Problem requirements
Pick out all lines in the listing holding the string "rate" and copy them.

Materials provided

— begin —

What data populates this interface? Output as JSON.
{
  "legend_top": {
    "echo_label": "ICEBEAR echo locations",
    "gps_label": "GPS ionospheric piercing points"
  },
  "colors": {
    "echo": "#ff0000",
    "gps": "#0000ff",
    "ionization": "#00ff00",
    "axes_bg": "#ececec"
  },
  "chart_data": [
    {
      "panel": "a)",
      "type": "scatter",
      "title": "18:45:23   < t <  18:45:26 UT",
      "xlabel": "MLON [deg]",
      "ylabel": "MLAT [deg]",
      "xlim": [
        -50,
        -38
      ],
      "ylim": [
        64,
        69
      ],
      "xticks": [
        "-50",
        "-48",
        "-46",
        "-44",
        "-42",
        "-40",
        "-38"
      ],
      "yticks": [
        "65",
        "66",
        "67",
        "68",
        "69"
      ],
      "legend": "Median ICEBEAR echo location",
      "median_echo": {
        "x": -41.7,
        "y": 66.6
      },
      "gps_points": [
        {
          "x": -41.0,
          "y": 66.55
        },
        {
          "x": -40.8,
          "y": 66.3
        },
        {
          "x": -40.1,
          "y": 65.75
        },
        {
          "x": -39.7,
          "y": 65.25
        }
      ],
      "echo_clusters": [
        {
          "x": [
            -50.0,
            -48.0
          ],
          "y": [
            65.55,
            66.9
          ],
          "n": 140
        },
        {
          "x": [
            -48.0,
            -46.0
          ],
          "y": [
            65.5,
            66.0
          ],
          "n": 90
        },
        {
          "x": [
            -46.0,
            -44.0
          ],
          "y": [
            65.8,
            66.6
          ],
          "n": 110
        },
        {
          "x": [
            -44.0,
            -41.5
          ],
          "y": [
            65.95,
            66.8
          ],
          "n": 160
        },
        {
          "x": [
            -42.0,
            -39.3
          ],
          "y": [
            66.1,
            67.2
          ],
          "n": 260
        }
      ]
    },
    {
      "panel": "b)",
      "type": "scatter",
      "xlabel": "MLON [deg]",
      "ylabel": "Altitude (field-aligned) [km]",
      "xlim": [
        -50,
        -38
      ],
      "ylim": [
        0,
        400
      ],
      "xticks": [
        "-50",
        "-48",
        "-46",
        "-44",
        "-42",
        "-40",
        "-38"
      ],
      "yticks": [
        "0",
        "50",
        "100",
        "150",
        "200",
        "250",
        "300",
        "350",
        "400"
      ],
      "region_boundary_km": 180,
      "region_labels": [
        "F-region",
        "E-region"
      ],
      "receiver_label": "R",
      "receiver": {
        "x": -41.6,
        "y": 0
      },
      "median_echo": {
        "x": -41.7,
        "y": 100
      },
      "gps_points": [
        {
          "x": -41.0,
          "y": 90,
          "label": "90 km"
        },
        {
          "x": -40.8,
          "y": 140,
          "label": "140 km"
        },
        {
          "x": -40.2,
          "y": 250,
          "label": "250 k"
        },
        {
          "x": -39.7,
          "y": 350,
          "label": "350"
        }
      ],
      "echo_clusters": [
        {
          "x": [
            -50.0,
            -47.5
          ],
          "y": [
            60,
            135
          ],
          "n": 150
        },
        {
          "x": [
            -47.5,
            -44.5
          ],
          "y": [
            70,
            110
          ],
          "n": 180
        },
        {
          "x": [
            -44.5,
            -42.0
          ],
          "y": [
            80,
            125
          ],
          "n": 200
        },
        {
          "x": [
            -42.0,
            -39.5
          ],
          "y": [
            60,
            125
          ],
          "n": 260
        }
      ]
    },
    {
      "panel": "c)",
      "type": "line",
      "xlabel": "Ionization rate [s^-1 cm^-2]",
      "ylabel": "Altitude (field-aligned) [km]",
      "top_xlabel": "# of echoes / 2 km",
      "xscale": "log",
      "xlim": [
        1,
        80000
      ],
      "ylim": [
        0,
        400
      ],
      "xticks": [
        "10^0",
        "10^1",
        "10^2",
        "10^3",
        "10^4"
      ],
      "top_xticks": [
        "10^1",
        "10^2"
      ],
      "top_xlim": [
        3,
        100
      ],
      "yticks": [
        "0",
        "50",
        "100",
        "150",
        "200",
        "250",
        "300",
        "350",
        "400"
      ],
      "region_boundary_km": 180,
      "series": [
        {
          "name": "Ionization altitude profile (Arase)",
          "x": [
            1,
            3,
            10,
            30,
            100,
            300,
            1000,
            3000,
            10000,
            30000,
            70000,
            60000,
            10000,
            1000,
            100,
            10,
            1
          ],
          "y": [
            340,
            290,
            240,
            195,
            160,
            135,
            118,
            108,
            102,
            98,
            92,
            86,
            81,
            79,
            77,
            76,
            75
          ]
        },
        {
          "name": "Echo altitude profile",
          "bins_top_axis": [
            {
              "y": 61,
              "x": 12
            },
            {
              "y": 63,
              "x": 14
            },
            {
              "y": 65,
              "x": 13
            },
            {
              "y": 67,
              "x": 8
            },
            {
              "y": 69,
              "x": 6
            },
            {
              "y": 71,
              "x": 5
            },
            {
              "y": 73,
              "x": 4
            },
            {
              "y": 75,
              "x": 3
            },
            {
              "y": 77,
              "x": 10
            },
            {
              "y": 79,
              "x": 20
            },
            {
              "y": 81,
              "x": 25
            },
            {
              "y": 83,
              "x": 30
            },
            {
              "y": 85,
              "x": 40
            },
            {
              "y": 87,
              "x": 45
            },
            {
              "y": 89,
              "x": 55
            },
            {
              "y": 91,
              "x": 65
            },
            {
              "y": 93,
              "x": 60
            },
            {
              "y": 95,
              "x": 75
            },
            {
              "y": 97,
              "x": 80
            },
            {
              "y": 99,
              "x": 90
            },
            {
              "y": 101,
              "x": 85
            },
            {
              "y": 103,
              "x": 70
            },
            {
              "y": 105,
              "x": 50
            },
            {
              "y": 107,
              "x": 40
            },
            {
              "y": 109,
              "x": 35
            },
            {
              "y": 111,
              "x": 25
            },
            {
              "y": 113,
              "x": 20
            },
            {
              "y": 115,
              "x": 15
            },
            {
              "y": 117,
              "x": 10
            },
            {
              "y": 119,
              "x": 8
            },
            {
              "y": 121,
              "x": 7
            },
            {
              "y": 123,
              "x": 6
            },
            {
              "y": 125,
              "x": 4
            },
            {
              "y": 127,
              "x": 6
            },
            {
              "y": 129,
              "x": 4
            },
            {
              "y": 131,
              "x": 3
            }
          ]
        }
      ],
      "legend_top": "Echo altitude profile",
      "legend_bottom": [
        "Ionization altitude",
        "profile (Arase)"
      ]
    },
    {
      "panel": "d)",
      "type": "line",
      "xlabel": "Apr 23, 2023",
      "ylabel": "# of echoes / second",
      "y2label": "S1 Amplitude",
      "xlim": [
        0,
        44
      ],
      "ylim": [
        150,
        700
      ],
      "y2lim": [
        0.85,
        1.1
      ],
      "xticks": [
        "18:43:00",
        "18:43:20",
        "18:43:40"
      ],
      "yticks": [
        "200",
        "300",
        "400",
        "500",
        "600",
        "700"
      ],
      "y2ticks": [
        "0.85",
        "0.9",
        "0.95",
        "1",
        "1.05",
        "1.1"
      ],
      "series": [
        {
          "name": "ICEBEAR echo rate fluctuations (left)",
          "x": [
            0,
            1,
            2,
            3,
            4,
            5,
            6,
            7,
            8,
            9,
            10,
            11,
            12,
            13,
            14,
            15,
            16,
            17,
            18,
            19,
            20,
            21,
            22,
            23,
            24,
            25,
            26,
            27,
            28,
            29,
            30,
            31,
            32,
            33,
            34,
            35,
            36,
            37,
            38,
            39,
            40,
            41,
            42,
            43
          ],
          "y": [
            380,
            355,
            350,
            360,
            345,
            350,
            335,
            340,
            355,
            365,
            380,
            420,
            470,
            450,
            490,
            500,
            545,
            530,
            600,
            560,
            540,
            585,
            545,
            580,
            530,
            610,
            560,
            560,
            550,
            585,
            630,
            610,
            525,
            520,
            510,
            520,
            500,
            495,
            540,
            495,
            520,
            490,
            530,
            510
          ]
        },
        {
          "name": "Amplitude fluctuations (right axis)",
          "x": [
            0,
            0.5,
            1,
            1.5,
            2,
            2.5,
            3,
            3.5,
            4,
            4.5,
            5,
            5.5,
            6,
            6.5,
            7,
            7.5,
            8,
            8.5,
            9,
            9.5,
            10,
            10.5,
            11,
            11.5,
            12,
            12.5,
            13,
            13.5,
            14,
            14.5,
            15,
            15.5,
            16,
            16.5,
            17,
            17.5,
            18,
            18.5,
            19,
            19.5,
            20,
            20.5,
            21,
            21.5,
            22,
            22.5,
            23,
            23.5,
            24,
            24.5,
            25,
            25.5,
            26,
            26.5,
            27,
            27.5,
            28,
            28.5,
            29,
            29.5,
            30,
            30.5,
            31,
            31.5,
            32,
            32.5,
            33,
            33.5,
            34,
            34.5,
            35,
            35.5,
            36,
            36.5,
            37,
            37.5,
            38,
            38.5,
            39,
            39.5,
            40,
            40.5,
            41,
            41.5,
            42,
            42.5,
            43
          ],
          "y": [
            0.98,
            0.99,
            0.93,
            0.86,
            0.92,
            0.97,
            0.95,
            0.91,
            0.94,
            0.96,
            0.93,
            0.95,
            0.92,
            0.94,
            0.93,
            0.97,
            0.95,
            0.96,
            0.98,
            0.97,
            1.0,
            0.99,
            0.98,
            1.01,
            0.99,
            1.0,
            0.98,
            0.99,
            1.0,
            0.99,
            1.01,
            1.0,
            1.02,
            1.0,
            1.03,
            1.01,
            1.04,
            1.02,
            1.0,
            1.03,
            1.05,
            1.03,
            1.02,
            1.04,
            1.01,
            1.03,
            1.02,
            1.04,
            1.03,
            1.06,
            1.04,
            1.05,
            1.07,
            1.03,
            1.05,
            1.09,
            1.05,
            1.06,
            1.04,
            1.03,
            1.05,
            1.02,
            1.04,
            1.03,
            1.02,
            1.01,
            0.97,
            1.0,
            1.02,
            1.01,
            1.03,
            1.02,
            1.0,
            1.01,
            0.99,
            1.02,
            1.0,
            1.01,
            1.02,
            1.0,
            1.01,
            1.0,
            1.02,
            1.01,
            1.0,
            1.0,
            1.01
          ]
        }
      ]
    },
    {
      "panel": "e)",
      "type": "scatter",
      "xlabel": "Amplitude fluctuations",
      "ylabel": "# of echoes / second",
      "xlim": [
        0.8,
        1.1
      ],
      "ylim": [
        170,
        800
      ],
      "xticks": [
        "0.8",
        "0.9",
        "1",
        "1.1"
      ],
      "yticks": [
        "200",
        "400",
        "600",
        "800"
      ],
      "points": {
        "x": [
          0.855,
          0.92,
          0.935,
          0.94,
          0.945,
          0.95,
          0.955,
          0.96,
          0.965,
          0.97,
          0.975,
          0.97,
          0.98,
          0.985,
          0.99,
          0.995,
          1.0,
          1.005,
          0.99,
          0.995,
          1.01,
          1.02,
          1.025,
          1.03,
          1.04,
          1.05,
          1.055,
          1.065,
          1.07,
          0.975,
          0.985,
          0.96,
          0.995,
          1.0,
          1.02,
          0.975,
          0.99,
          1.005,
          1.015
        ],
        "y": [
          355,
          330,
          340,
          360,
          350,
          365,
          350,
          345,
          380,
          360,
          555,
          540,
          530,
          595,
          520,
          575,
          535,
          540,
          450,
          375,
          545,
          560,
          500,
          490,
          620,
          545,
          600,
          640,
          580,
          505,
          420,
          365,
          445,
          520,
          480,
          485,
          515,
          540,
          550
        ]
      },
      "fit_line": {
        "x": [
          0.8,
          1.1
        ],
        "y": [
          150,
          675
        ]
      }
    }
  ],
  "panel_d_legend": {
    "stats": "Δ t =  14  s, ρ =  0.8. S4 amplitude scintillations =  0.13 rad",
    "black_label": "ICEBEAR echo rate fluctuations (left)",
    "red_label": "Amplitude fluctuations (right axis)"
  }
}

— end —

Written solution
      "xlabel": "Ionization rate [s^-1 cm^-2]",
          "name": "ICEBEAR echo rate fluctuations (left)",
    "black_label": "ICEBEAR echo rate fluctuations (left)",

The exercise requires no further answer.